Write every line out verbatim and omit the pictures.

Items from a figure collection
— start —
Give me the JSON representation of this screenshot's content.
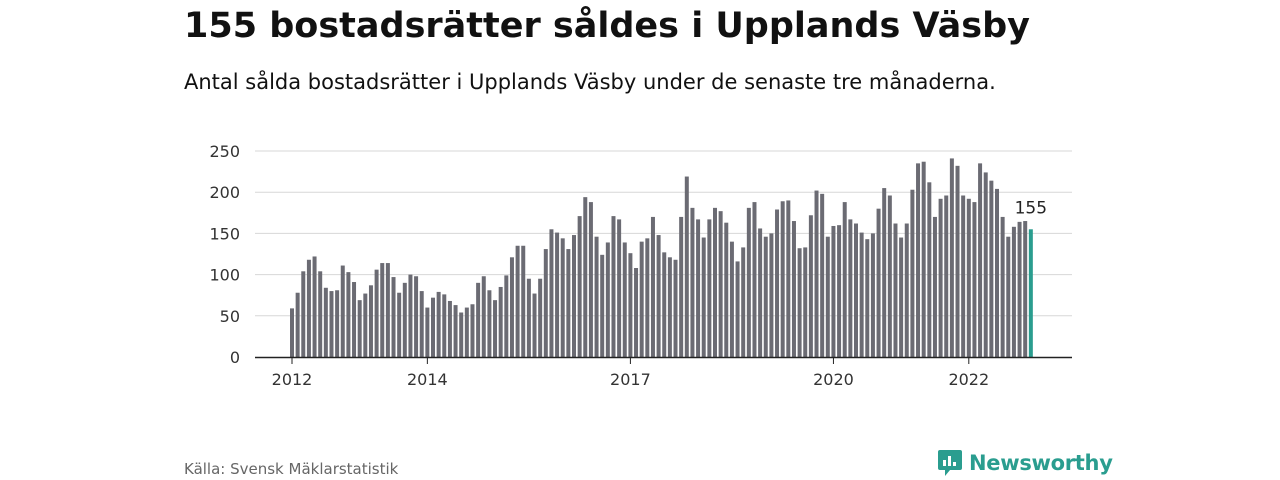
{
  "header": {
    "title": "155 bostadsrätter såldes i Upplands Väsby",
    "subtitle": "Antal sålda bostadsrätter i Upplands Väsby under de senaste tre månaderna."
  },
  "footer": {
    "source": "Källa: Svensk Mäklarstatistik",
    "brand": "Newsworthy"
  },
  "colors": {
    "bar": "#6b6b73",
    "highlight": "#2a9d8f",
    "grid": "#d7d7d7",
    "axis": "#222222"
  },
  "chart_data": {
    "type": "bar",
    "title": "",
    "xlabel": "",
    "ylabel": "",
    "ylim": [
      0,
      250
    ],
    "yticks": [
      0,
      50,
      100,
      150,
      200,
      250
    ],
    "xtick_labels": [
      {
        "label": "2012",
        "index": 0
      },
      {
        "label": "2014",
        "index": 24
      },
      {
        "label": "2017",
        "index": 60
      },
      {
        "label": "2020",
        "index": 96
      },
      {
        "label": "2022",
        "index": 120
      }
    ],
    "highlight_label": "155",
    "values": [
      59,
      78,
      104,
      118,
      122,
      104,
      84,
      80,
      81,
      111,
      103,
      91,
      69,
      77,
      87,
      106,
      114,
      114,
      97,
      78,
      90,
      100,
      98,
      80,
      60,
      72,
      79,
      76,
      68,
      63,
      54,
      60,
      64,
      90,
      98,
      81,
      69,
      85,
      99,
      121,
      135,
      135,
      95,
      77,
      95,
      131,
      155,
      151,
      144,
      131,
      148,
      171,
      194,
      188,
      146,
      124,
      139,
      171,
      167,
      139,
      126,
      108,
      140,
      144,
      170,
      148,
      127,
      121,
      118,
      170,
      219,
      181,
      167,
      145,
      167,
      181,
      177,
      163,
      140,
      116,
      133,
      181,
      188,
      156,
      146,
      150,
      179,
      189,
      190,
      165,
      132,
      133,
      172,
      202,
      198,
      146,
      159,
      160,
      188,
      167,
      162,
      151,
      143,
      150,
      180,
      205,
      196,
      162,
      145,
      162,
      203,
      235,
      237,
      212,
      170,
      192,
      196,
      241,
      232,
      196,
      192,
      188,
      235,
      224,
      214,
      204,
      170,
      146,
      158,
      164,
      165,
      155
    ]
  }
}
— end —
**Response to the task**
Give me the JSON representation of this screenshot's content.
{
  "header": {
    "title": "155 bostadsrätter såldes i Upplands Väsby",
    "subtitle": "Antal sålda bostadsrätter i Upplands Väsby under de senaste tre månaderna."
  },
  "footer": {
    "source": "Källa: Svensk Mäklarstatistik",
    "brand": "Newsworthy"
  },
  "colors": {
    "bar": "#6b6b73",
    "highlight": "#2a9d8f",
    "grid": "#d7d7d7",
    "axis": "#222222"
  },
  "chart_data": {
    "type": "bar",
    "title": "",
    "xlabel": "",
    "ylabel": "",
    "ylim": [
      0,
      250
    ],
    "yticks": [
      0,
      50,
      100,
      150,
      200,
      250
    ],
    "xtick_labels": [
      {
        "label": "2012",
        "index": 0
      },
      {
        "label": "2014",
        "index": 24
      },
      {
        "label": "2017",
        "index": 60
      },
      {
        "label": "2020",
        "index": 96
      },
      {
        "label": "2022",
        "index": 120
      }
    ],
    "highlight_label": "155",
    "values": [
      59,
      78,
      104,
      118,
      122,
      104,
      84,
      80,
      81,
      111,
      103,
      91,
      69,
      77,
      87,
      106,
      114,
      114,
      97,
      78,
      90,
      100,
      98,
      80,
      60,
      72,
      79,
      76,
      68,
      63,
      54,
      60,
      64,
      90,
      98,
      81,
      69,
      85,
      99,
      121,
      135,
      135,
      95,
      77,
      95,
      131,
      155,
      151,
      144,
      131,
      148,
      171,
      194,
      188,
      146,
      124,
      139,
      171,
      167,
      139,
      126,
      108,
      140,
      144,
      170,
      148,
      127,
      121,
      118,
      170,
      219,
      181,
      167,
      145,
      167,
      181,
      177,
      163,
      140,
      116,
      133,
      181,
      188,
      156,
      146,
      150,
      179,
      189,
      190,
      165,
      132,
      133,
      172,
      202,
      198,
      146,
      159,
      160,
      188,
      167,
      162,
      151,
      143,
      150,
      180,
      205,
      196,
      162,
      145,
      162,
      203,
      235,
      237,
      212,
      170,
      192,
      196,
      241,
      232,
      196,
      192,
      188,
      235,
      224,
      214,
      204,
      170,
      146,
      158,
      164,
      165,
      155
    ]
  }
}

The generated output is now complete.